Rewrite the entries below, changing every "legend-swatch" to "legend-key" and keeping everything else the same. Leave out the pictures.
— start —
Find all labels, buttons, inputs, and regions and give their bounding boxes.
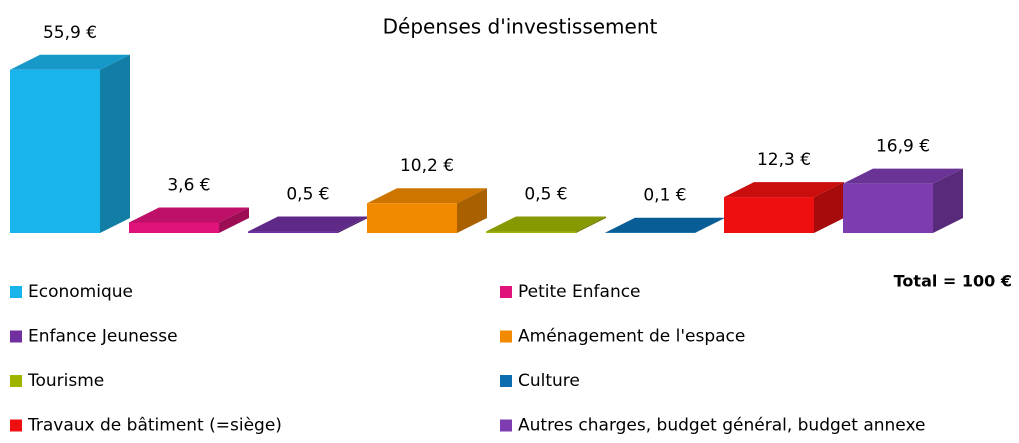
bar-top (486, 216, 606, 232)
legend-label: Aménagement de l'espace (518, 327, 745, 347)
bar-top (248, 216, 368, 232)
bar (843, 183, 933, 233)
bar (10, 69, 100, 233)
chart-title: Dépenses d'investissement (383, 15, 658, 39)
bar-top (605, 217, 725, 233)
legend-swatch (500, 330, 512, 343)
legend-swatch (10, 330, 22, 343)
value-label: 0,5 € (286, 185, 329, 205)
legend-label: Economique (28, 282, 133, 302)
legend-label: Autres charges, budget général, budget a… (518, 416, 925, 436)
legend-label: Enfance Jeunesse (28, 327, 178, 347)
bar (486, 231, 576, 233)
bar (367, 203, 457, 233)
legend-swatch (10, 375, 22, 387)
legend-swatch (10, 286, 22, 298)
bar-side (100, 54, 130, 233)
legend-swatch (500, 286, 512, 298)
value-label: 3,6 € (167, 175, 210, 195)
bar-side (457, 188, 487, 233)
bar-top (843, 168, 963, 184)
value-label: 12,3 € (757, 150, 811, 170)
value-label: 0,5 € (524, 185, 567, 205)
legend-swatch (500, 419, 512, 432)
bar-side (814, 182, 844, 233)
bar (129, 222, 219, 233)
value-label: 10,2 € (400, 156, 454, 176)
bar-side (933, 168, 963, 233)
value-label: 16,9 € (876, 137, 930, 157)
bar-side (576, 216, 606, 233)
legend-label: Travaux de bâtiment (=siège) (27, 416, 282, 436)
value-label: 55,9 € (43, 23, 97, 43)
bar-top (724, 182, 844, 198)
value-label: 0,1 € (643, 186, 686, 206)
legend-swatch (500, 375, 512, 387)
legend-swatch (10, 419, 22, 432)
legend-label: Tourisme (27, 371, 104, 391)
legend-label: Culture (518, 371, 580, 391)
bar (248, 231, 338, 233)
total-annotation: Total = 100 € (894, 272, 1012, 291)
legend-label: Petite Enfance (518, 282, 641, 302)
bar-side (219, 207, 249, 233)
bar-top (10, 54, 130, 70)
bar-side (695, 217, 725, 233)
bar-side (338, 216, 368, 233)
bar (724, 197, 814, 233)
bar-top (129, 207, 249, 223)
bar-top (367, 188, 487, 204)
— end —
■ **FINISHED ANSWER**:
Find all labels, buttons, inputs, and regions and give their bounding boxes.
bar-top (486, 216, 606, 232)
legend-label: Aménagement de l'espace (518, 327, 745, 347)
bar-top (248, 216, 368, 232)
bar (843, 183, 933, 233)
bar (10, 69, 100, 233)
chart-title: Dépenses d'investissement (383, 15, 658, 39)
bar-top (605, 217, 725, 233)
legend-key (500, 330, 512, 343)
legend-key (10, 330, 22, 343)
value-label: 0,5 € (286, 185, 329, 205)
legend-label: Economique (28, 282, 133, 302)
legend-label: Autres charges, budget général, budget a… (518, 416, 925, 436)
legend-label: Enfance Jeunesse (28, 327, 178, 347)
bar (486, 231, 576, 233)
bar (367, 203, 457, 233)
legend-key (10, 375, 22, 387)
legend-key (10, 286, 22, 298)
bar-side (100, 54, 130, 233)
legend-key (500, 286, 512, 298)
value-label: 3,6 € (167, 175, 210, 195)
bar-side (457, 188, 487, 233)
bar-top (843, 168, 963, 184)
value-label: 12,3 € (757, 150, 811, 170)
value-label: 0,5 € (524, 185, 567, 205)
legend-key (500, 419, 512, 432)
bar-side (814, 182, 844, 233)
bar (129, 222, 219, 233)
value-label: 10,2 € (400, 156, 454, 176)
bar-side (933, 168, 963, 233)
value-label: 16,9 € (876, 137, 930, 157)
bar-side (576, 216, 606, 233)
legend-label: Travaux de bâtiment (=siège) (27, 416, 282, 436)
value-label: 55,9 € (43, 23, 97, 43)
bar-top (724, 182, 844, 198)
value-label: 0,1 € (643, 186, 686, 206)
legend-key (500, 375, 512, 387)
legend-key (10, 419, 22, 432)
legend-label: Tourisme (27, 371, 104, 391)
legend-label: Culture (518, 371, 580, 391)
bar (248, 231, 338, 233)
total-annotation: Total = 100 € (894, 272, 1012, 291)
legend-label: Petite Enfance (518, 282, 641, 302)
bar-side (219, 207, 249, 233)
bar-top (10, 54, 130, 70)
bar-side (695, 217, 725, 233)
bar-side (338, 216, 368, 233)
bar (724, 197, 814, 233)
bar-top (129, 207, 249, 223)
bar-top (367, 188, 487, 204)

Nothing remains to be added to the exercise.